## START DATA SUPPLIED

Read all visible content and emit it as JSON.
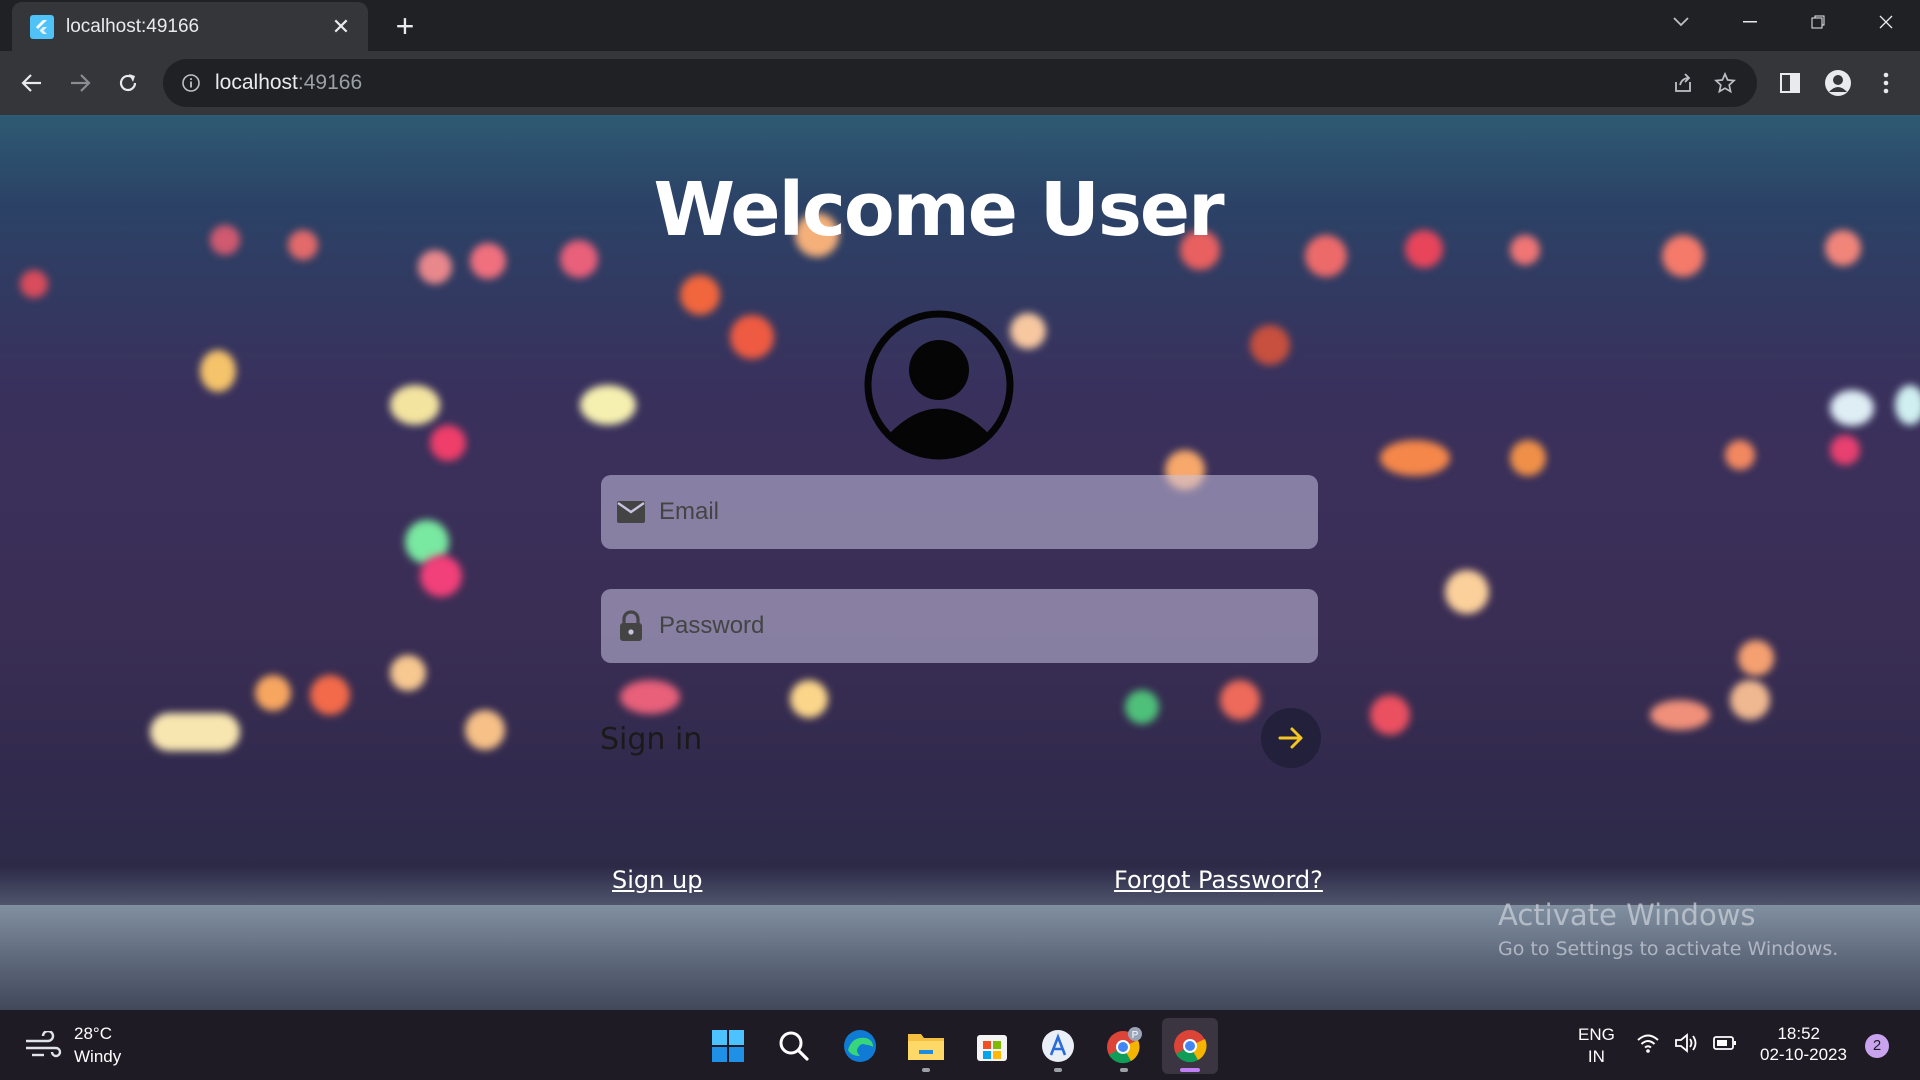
{
  "browser": {
    "tab_title": "localhost:49166",
    "url_host": "localhost",
    "url_port": ":49166"
  },
  "page": {
    "heading": "Welcome User",
    "email_placeholder": "Email",
    "password_placeholder": "Password",
    "signin_label": "Sign in",
    "signup_link": "Sign up",
    "forgot_link": "Forgot Password?"
  },
  "watermark": {
    "title": "Activate Windows",
    "subtitle": "Go to Settings to activate Windows."
  },
  "taskbar": {
    "weather_temp": "28°C",
    "weather_desc": "Windy",
    "lang_line1": "ENG",
    "lang_line2": "IN",
    "time": "18:52",
    "date": "02-10-2023",
    "notifications": "2",
    "apps": [
      "start",
      "search",
      "edge",
      "file-explorer",
      "microsoft-store",
      "app-store",
      "chrome-profile",
      "chrome"
    ]
  },
  "colors": {
    "accent_arrow": "#f3c623",
    "chrome_bg": "#202124",
    "toolbar_bg": "#35363a"
  }
}
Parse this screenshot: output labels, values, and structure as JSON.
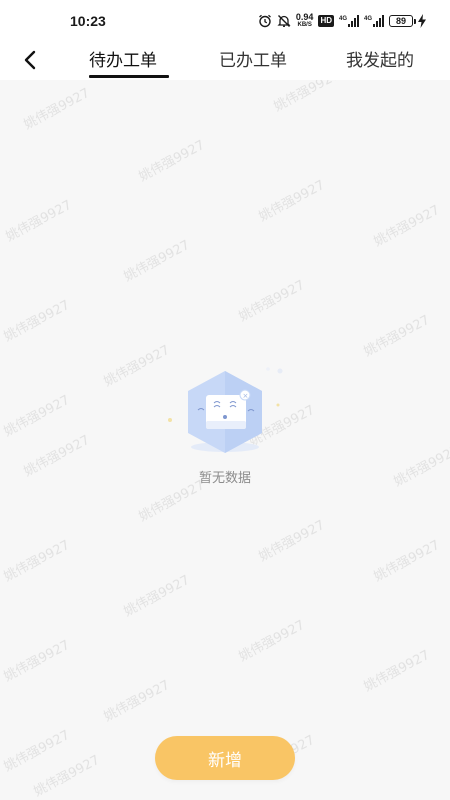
{
  "status_bar": {
    "time": "10:23",
    "net_speed_value": "0.94",
    "net_speed_unit": "KB/S",
    "hd_label": "HD",
    "battery": "89",
    "icons": [
      "alarm-icon",
      "mute-icon",
      "hd-icon",
      "signal-4g-icon",
      "signal-4g-icon",
      "battery-icon",
      "charging-icon"
    ]
  },
  "tabs": [
    {
      "label": "待办工单",
      "active": true
    },
    {
      "label": "已办工单",
      "active": false
    },
    {
      "label": "我发起的",
      "active": false
    }
  ],
  "empty_state": {
    "text": "暂无数据"
  },
  "add_button": {
    "label": "新增"
  },
  "watermark": {
    "text": "姚伟强9927"
  },
  "colors": {
    "accent": "#f9c565",
    "background": "#f7f7f7",
    "empty_text": "#8c8c8c"
  }
}
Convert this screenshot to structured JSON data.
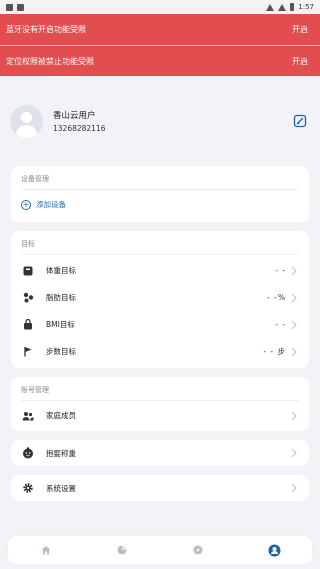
{
  "statusbar": {
    "time": "1:57"
  },
  "banners": [
    {
      "message": "蓝牙没有开启功能受限",
      "action": "开启"
    },
    {
      "message": "定位权限被禁止功能受限",
      "action": "开启"
    }
  ],
  "profile": {
    "username": "香山云用户",
    "phone": "13268282116"
  },
  "device_section": {
    "title": "设备管理",
    "add_label": "添加设备"
  },
  "goals_section": {
    "title": "目标",
    "items": [
      {
        "label": "体重目标",
        "value": "- -",
        "icon": "weight-icon"
      },
      {
        "label": "脂肪目标",
        "value": "- -%",
        "icon": "fat-icon"
      },
      {
        "label": "BMI目标",
        "value": "- -",
        "icon": "bmi-icon"
      },
      {
        "label": "步数目标",
        "value": "- - 步",
        "icon": "flag-icon"
      }
    ]
  },
  "account_section": {
    "title": "账号管理",
    "family_label": "家庭成员"
  },
  "baby_weigh_label": "抱婴称重",
  "settings_label": "系统设置",
  "tabs": [
    "home-icon",
    "stats-icon",
    "discover-icon",
    "profile-icon"
  ],
  "colors": {
    "banner": "#e24d4f",
    "accent": "#1e6fb8",
    "active_tab": "#1e5fa8",
    "inactive_tab": "#b8bdc8"
  }
}
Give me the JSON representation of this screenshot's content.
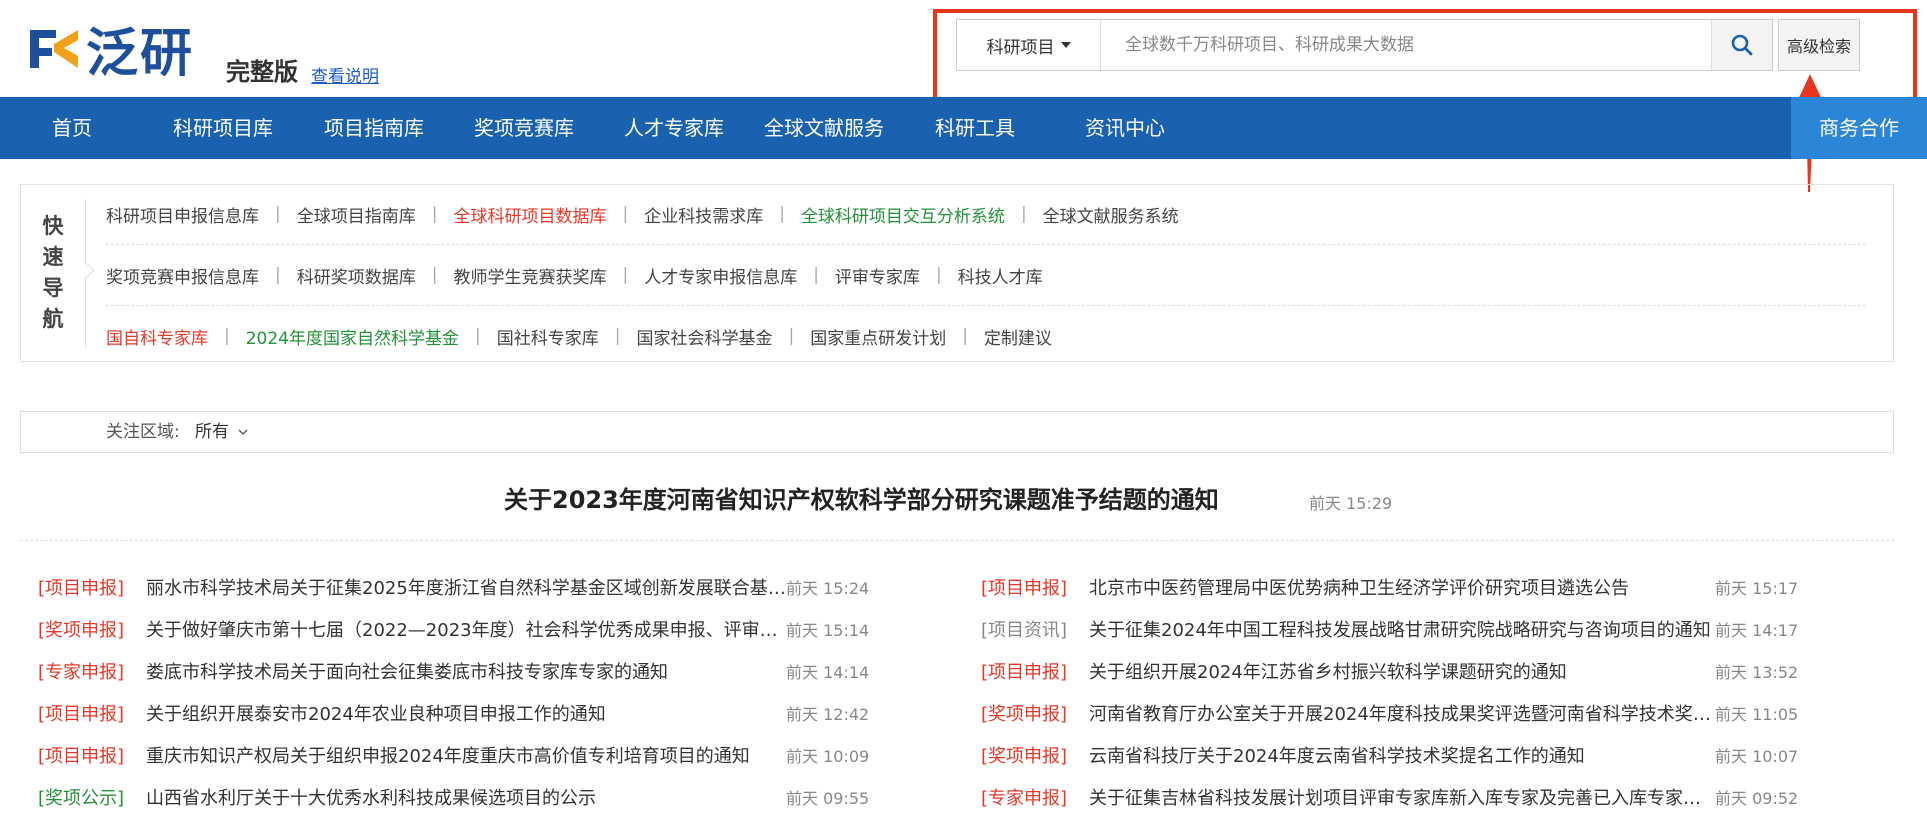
{
  "header": {
    "logo_text": "泛研",
    "edition": "完整版",
    "howto_link": "查看说明",
    "search": {
      "category": "科研项目",
      "placeholder": "全球数千万科研项目、科研成果大数据",
      "advanced_label": "高级检索"
    }
  },
  "nav": {
    "items": [
      "首页",
      "科研项目库",
      "项目指南库",
      "奖项竞赛库",
      "人才专家库",
      "全球文献服务",
      "科研工具",
      "资讯中心"
    ],
    "business": "商务合作"
  },
  "quick_nav": {
    "label": [
      "快",
      "速",
      "导",
      "航"
    ],
    "rows": [
      [
        {
          "text": "科研项目申报信息库",
          "color": "#444"
        },
        {
          "text": "全球项目指南库",
          "color": "#444"
        },
        {
          "text": "全球科研项目数据库",
          "color": "#e63828"
        },
        {
          "text": "企业科技需求库",
          "color": "#444"
        },
        {
          "text": "全球科研项目交互分析系统",
          "color": "#23913a"
        },
        {
          "text": "全球文献服务系统",
          "color": "#444"
        }
      ],
      [
        {
          "text": "奖项竞赛申报信息库",
          "color": "#444"
        },
        {
          "text": "科研奖项数据库",
          "color": "#444"
        },
        {
          "text": "教师学生竞赛获奖库",
          "color": "#444"
        },
        {
          "text": "人才专家申报信息库",
          "color": "#444"
        },
        {
          "text": "评审专家库",
          "color": "#444"
        },
        {
          "text": "科技人才库",
          "color": "#444"
        }
      ],
      [
        {
          "text": "国自科专家库",
          "color": "#e63828"
        },
        {
          "text": "2024年度国家自然科学基金",
          "color": "#23913a"
        },
        {
          "text": "国社科专家库",
          "color": "#444"
        },
        {
          "text": "国家社会科学基金",
          "color": "#444"
        },
        {
          "text": "国家重点研发计划",
          "color": "#444"
        },
        {
          "text": "定制建议",
          "color": "#444"
        }
      ]
    ]
  },
  "region": {
    "label": "关注区域:",
    "value": "所有"
  },
  "headline": {
    "title": "关于2023年度河南省知识产权软科学部分研究课题准予结题的通知",
    "time": "前天 15:29"
  },
  "news_left": [
    {
      "tag": "[项目申报]",
      "tag_color": "#e63828",
      "title": "丽水市科学技术局关于征集2025年度浙江省自然科学基金区域创新发展联合基金指南建议的通知",
      "time": "前天 15:24"
    },
    {
      "tag": "[奖项申报]",
      "tag_color": "#e63828",
      "title": "关于做好肇庆市第十七届（2022—2023年度）社会科学优秀成果申报、评审工作的通知",
      "time": "前天 15:14"
    },
    {
      "tag": "[专家申报]",
      "tag_color": "#e63828",
      "title": "娄底市科学技术局关于面向社会征集娄底市科技专家库专家的通知",
      "time": "前天 14:14"
    },
    {
      "tag": "[项目申报]",
      "tag_color": "#e63828",
      "title": "关于组织开展泰安市2024年农业良种项目申报工作的通知",
      "time": "前天 12:42"
    },
    {
      "tag": "[项目申报]",
      "tag_color": "#e63828",
      "title": "重庆市知识产权局关于组织申报2024年度重庆市高价值专利培育项目的通知",
      "time": "前天 10:09"
    },
    {
      "tag": "[奖项公示]",
      "tag_color": "#23913a",
      "title": "山西省水利厅关于十大优秀水利科技成果候选项目的公示",
      "time": "前天 09:55"
    }
  ],
  "news_right": [
    {
      "tag": "[项目申报]",
      "tag_color": "#e63828",
      "title": "北京市中医药管理局中医优势病种卫生经济学评价研究项目遴选公告",
      "time": "前天 15:17"
    },
    {
      "tag": "[项目资讯]",
      "tag_color": "#888888",
      "title": "关于征集2024年中国工程科技发展战略甘肃研究院战略研究与咨询项目的通知",
      "time": "前天 14:17"
    },
    {
      "tag": "[项目申报]",
      "tag_color": "#e63828",
      "title": "关于组织开展2024年江苏省乡村振兴软科学课题研究的通知",
      "time": "前天 13:52"
    },
    {
      "tag": "[奖项申报]",
      "tag_color": "#e63828",
      "title": "河南省教育厅办公室关于开展2024年度科技成果奖评选暨河南省科学技术奖推荐工作的通知",
      "time": "前天 11:05"
    },
    {
      "tag": "[奖项申报]",
      "tag_color": "#e63828",
      "title": "云南省科技厅关于2024年度云南省科学技术奖提名工作的通知",
      "time": "前天 10:07"
    },
    {
      "tag": "[专家申报]",
      "tag_color": "#e63828",
      "title": "关于征集吉林省科技发展计划项目评审专家库新入库专家及完善已入库专家信息的通知",
      "time": "前天 09:52"
    }
  ]
}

## END DATA SUPPLIED

*GIVEN TASK*
Keep only those lines of the records that hold "Windows", and return them.

*SOLUTION BELOW*
    "title": "Activate Windows",
    "subtitle": "Go to Settings to activate Windows."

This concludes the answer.